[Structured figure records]

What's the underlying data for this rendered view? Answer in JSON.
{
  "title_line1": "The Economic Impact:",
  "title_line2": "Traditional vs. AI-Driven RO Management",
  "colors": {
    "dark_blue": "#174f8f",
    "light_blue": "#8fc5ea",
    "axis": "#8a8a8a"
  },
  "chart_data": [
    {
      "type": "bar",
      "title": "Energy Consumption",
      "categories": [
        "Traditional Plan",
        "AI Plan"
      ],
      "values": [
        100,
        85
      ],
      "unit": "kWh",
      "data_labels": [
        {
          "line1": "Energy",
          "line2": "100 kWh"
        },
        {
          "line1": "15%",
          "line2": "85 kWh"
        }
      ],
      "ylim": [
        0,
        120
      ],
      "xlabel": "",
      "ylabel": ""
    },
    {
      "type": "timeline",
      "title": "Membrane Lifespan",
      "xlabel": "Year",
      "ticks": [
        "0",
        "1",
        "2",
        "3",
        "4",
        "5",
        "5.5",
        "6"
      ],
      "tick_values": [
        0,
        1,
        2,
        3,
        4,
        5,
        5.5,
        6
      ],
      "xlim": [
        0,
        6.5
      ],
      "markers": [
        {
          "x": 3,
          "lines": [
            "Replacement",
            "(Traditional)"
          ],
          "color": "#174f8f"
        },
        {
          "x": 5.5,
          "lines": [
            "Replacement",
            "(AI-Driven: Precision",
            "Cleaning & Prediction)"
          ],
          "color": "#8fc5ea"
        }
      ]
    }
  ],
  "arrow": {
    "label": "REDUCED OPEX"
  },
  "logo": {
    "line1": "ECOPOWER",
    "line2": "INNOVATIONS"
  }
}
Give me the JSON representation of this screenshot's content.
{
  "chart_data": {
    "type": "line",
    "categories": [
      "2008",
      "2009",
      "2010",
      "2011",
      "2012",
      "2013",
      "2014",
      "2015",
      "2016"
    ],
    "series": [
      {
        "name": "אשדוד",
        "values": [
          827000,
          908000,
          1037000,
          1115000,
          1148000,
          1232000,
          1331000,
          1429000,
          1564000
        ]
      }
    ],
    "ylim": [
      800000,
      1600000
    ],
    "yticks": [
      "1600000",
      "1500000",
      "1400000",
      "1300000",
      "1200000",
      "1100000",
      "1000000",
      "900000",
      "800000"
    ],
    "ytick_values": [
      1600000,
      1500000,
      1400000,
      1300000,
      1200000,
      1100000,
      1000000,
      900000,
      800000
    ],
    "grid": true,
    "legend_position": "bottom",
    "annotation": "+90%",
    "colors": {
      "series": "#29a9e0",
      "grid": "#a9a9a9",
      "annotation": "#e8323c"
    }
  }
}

== Aim of the exercise ==
Write out every line of the material again, exactly as it reads.

== Response below ==
What's the underlying data for this rendered view? Answer in JSON.
{
  "title_line1": "The Economic Impact:",
  "title_line2": "Traditional vs. AI-Driven RO Management",
  "colors": {
    "dark_blue": "#174f8f",
    "light_blue": "#8fc5ea",
    "axis": "#8a8a8a"
  },
  "chart_data": [
    {
      "type": "bar",
      "title": "Energy Consumption",
      "categories": [
        "Traditional Plan",
        "AI Plan"
      ],
      "values": [
        100,
        85
      ],
      "unit": "kWh",
      "data_labels": [
        {
          "line1": "Energy",
          "line2": "100 kWh"
        },
        {
          "line1": "15%",
          "line2": "85 kWh"
        }
      ],
      "ylim": [
        0,
        120
      ],
      "xlabel": "",
      "ylabel": ""
    },
    {
      "type": "timeline",
      "title": "Membrane Lifespan",
      "xlabel": "Year",
      "ticks": [
        "0",
        "1",
        "2",
        "3",
        "4",
        "5",
        "5.5",
        "6"
      ],
      "tick_values": [
        0,
        1,
        2,
        3,
        4,
        5,
        5.5,
        6
      ],
      "xlim": [
        0,
        6.5
      ],
      "markers": [
        {
          "x": 3,
          "lines": [
            "Replacement",
            "(Traditional)"
          ],
          "color": "#174f8f"
        },
        {
          "x": 5.5,
          "lines": [
            "Replacement",
            "(AI-Driven: Precision",
            "Cleaning & Prediction)"
          ],
          "color": "#8fc5ea"
        }
      ]
    }
  ],
  "arrow": {
    "label": "REDUCED OPEX"
  },
  "logo": {
    "line1": "ECOPOWER",
    "line2": "INNOVATIONS"
  }
}
Give me the JSON representation of this screenshot's content.
{
  "chart_data": {
    "type": "line",
    "categories": [
      "2008",
      "2009",
      "2010",
      "2011",
      "2012",
      "2013",
      "2014",
      "2015",
      "2016"
    ],
    "series": [
      {
        "name": "אשדוד",
        "values": [
          827000,
          908000,
          1037000,
          1115000,
          1148000,
          1232000,
          1331000,
          1429000,
          1564000
        ]
      }
    ],
    "ylim": [
      800000,
      1600000
    ],
    "yticks": [
      "1600000",
      "1500000",
      "1400000",
      "1300000",
      "1200000",
      "1100000",
      "1000000",
      "900000",
      "800000"
    ],
    "ytick_values": [
      1600000,
      1500000,
      1400000,
      1300000,
      1200000,
      1100000,
      1000000,
      900000,
      800000
    ],
    "grid": true,
    "legend_position": "bottom",
    "annotation": "+90%",
    "colors": {
      "series": "#29a9e0",
      "grid": "#a9a9a9",
      "annotation": "#e8323c"
    }
  }
}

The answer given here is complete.